**Task to carry out:** Leaving the pictures aside, transcribe every line below exactly.

———

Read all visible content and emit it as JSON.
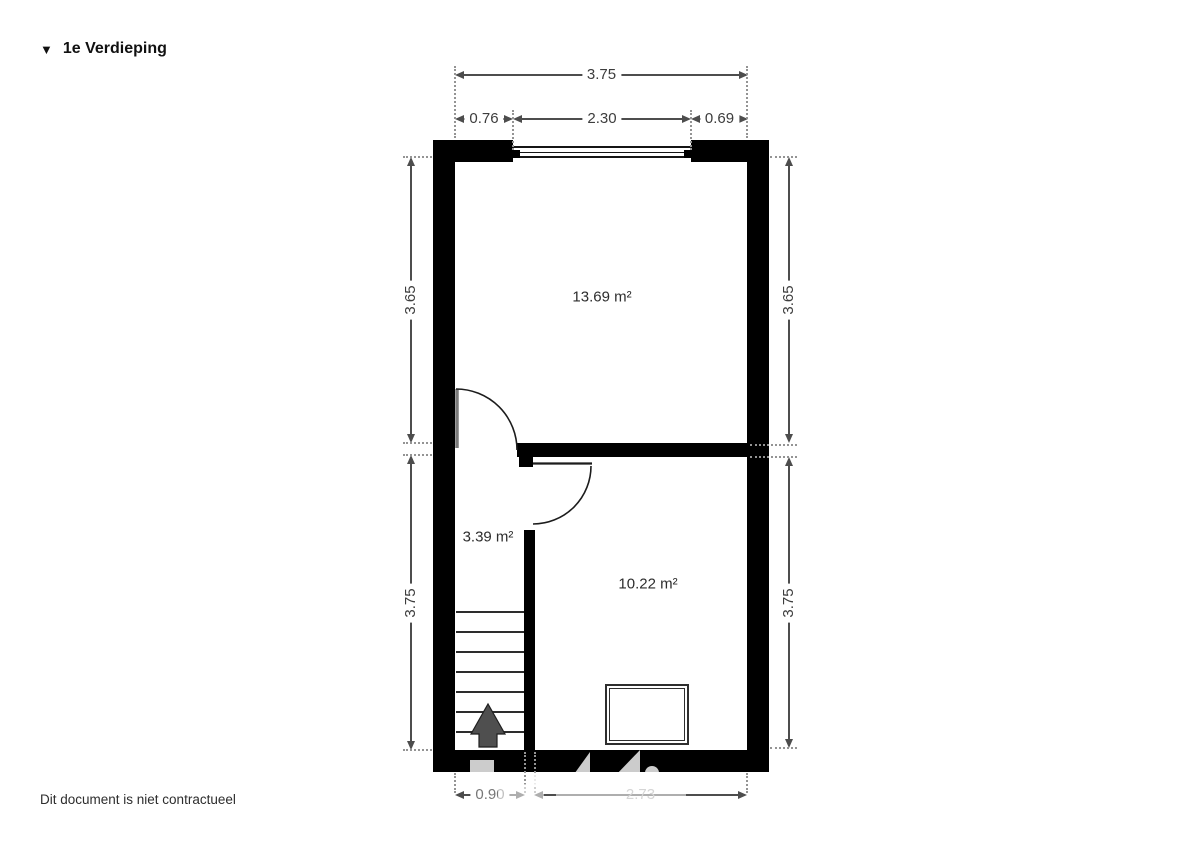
{
  "page": {
    "title_icon": "▼",
    "title": "1e Verdieping",
    "disclaimer": "Dit document is niet contractueel"
  },
  "rooms": {
    "room_top": {
      "area": "13.69 m²"
    },
    "hall": {
      "area": "3.39 m²"
    },
    "room_bottom": {
      "area": "10.22 m²"
    }
  },
  "dimensions": {
    "top_total": "3.75",
    "top_seg_left": "0.76",
    "top_seg_window": "2.30",
    "top_seg_right": "0.69",
    "left_upper": "3.65",
    "left_lower": "3.75",
    "right_upper": "3.65",
    "right_lower": "3.75",
    "bottom_seg_left": "0.90",
    "bottom_seg_right": "2.73"
  },
  "colors": {
    "wall": "#000000",
    "dimension_line": "#4d4d4d",
    "dimension_text": "#3d3d3d",
    "stair_arrow": "#4f4f4f"
  }
}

———

**Exercise answer:**
Read all visible content and emit it as JSON.
{
  "page": {
    "title_icon": "▼",
    "title": "1e Verdieping",
    "disclaimer": "Dit document is niet contractueel"
  },
  "rooms": {
    "room_top": {
      "area": "13.69 m²"
    },
    "hall": {
      "area": "3.39 m²"
    },
    "room_bottom": {
      "area": "10.22 m²"
    }
  },
  "dimensions": {
    "top_total": "3.75",
    "top_seg_left": "0.76",
    "top_seg_window": "2.30",
    "top_seg_right": "0.69",
    "left_upper": "3.65",
    "left_lower": "3.75",
    "right_upper": "3.65",
    "right_lower": "3.75",
    "bottom_seg_left": "0.90",
    "bottom_seg_right": "2.73"
  },
  "colors": {
    "wall": "#000000",
    "dimension_line": "#4d4d4d",
    "dimension_text": "#3d3d3d",
    "stair_arrow": "#4f4f4f"
  }
}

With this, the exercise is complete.